■ Written request
Using the records below, locate all lines containing "color" and return them.

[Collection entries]
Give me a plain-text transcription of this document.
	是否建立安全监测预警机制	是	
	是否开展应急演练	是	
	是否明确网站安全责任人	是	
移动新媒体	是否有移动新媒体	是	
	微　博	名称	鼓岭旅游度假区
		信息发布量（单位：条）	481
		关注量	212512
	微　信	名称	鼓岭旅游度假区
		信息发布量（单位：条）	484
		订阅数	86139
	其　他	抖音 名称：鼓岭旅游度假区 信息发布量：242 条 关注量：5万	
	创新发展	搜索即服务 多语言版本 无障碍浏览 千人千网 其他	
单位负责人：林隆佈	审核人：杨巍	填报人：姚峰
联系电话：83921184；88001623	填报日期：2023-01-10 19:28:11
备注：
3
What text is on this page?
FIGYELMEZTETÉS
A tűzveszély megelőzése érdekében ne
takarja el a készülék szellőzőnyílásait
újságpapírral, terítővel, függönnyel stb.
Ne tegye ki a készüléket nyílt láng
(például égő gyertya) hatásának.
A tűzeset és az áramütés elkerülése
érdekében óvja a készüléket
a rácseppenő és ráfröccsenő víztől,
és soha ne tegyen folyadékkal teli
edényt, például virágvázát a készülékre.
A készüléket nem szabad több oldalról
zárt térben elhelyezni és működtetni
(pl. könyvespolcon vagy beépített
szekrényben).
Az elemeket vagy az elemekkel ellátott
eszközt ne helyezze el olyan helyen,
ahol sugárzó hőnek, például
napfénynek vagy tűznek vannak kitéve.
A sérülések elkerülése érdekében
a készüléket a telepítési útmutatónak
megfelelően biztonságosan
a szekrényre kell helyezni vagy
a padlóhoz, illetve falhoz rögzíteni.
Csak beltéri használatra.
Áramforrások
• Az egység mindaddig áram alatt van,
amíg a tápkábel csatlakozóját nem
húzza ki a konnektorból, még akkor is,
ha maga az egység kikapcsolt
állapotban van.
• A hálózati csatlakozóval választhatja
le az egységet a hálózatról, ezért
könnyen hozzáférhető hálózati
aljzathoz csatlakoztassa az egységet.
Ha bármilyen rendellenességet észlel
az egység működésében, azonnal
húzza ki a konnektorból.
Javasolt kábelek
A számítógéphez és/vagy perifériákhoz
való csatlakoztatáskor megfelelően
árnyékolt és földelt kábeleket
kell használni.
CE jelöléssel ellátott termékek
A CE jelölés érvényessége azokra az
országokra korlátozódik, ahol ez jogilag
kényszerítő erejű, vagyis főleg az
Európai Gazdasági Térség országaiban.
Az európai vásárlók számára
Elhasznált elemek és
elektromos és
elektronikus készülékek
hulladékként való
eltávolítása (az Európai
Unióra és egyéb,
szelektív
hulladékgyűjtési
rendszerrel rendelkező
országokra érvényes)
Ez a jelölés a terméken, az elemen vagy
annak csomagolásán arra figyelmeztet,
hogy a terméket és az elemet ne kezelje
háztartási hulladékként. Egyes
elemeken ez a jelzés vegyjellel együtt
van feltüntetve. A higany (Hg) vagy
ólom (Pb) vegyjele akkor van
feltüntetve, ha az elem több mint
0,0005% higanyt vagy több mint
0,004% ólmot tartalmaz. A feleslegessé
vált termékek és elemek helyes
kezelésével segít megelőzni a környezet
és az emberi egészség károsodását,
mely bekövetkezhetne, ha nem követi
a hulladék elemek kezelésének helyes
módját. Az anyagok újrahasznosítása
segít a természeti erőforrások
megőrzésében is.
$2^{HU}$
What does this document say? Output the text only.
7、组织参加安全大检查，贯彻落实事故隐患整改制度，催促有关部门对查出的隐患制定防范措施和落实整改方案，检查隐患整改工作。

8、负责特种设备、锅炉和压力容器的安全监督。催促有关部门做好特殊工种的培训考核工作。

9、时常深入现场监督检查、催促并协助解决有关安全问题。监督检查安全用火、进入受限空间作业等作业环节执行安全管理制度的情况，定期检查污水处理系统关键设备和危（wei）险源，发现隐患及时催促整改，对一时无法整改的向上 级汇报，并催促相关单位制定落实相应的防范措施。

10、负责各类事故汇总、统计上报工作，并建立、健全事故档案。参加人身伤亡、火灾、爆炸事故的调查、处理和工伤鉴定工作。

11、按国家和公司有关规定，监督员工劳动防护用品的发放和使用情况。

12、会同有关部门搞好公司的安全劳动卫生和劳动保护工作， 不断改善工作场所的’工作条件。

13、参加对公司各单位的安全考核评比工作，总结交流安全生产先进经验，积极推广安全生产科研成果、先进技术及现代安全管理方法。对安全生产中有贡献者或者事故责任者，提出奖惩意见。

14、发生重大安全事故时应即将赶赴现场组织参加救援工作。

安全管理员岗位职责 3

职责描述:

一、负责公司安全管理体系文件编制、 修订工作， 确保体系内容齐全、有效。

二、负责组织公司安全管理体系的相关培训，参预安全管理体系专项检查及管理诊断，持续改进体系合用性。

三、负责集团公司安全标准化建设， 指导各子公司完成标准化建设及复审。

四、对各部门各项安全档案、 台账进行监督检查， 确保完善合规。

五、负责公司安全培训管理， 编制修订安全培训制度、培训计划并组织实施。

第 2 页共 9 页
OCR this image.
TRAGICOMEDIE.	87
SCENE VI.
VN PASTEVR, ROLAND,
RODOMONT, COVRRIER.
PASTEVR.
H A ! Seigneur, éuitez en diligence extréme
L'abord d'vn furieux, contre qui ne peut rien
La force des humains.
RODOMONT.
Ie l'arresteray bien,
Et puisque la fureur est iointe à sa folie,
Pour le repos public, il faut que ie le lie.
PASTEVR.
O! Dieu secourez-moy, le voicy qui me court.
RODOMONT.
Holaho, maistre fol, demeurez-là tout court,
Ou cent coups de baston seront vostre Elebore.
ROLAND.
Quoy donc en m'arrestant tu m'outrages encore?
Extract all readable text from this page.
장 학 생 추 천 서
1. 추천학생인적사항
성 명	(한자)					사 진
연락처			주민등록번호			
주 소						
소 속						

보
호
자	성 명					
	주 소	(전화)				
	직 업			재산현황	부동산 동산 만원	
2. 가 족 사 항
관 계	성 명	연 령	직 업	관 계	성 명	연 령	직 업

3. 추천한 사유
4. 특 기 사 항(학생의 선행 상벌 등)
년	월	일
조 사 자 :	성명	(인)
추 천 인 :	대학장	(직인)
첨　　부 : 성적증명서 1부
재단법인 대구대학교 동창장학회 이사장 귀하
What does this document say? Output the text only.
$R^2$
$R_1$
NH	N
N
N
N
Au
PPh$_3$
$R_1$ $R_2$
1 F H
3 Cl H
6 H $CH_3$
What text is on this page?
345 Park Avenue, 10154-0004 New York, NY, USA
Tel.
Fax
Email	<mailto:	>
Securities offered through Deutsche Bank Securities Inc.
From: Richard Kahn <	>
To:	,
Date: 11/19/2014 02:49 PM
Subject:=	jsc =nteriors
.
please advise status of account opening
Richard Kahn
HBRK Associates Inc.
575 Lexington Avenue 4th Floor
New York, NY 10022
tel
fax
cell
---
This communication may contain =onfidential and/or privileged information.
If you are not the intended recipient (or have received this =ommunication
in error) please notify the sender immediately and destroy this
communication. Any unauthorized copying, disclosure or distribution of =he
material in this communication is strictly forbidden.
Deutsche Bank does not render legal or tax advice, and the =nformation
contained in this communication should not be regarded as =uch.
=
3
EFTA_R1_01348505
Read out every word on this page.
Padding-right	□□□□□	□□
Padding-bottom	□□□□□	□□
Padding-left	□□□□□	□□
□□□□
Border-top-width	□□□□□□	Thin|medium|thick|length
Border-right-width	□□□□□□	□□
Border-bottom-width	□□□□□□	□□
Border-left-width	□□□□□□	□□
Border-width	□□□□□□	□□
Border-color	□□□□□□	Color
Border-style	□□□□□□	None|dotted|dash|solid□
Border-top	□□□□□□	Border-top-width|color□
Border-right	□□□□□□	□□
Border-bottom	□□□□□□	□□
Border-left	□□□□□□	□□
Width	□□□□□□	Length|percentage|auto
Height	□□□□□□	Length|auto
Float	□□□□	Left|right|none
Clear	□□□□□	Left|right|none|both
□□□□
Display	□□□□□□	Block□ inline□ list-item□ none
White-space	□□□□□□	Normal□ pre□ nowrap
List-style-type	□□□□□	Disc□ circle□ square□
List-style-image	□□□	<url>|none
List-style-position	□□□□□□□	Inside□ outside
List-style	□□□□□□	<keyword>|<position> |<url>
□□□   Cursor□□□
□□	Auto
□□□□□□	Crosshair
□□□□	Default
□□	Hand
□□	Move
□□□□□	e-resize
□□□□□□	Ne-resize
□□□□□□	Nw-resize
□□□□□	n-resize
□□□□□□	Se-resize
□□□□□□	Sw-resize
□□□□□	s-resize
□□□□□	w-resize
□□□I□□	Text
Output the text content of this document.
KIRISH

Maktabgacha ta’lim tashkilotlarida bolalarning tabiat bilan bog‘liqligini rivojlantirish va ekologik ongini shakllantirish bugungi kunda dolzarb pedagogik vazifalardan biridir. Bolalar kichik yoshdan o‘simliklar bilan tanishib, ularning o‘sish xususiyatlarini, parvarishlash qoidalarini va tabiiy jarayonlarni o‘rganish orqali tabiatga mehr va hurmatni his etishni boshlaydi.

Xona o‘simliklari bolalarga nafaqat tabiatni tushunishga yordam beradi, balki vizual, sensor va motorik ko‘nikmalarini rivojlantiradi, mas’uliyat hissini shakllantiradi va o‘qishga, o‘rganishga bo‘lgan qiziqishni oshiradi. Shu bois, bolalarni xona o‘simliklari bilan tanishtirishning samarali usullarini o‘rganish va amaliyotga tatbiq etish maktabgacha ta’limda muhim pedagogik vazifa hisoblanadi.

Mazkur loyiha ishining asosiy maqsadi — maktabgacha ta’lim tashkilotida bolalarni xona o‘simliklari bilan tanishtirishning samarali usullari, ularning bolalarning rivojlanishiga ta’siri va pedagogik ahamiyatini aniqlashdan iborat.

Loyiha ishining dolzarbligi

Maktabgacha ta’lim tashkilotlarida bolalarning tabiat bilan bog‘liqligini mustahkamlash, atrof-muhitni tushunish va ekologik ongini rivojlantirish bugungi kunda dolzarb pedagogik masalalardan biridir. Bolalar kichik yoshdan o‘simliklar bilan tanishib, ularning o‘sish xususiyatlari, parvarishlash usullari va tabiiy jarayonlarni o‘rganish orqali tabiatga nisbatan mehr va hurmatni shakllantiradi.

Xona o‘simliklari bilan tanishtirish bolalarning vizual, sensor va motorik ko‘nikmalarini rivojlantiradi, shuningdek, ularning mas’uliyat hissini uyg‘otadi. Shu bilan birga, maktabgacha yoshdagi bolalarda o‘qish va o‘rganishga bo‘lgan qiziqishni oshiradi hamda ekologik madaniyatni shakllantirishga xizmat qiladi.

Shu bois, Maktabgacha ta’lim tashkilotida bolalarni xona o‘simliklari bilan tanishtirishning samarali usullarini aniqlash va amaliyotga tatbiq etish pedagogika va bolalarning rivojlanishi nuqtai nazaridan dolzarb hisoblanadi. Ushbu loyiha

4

■ Answer for this exercise
Border-color	□□□□□□	Color
Border-top	□□□□□□	Border-top-width|color□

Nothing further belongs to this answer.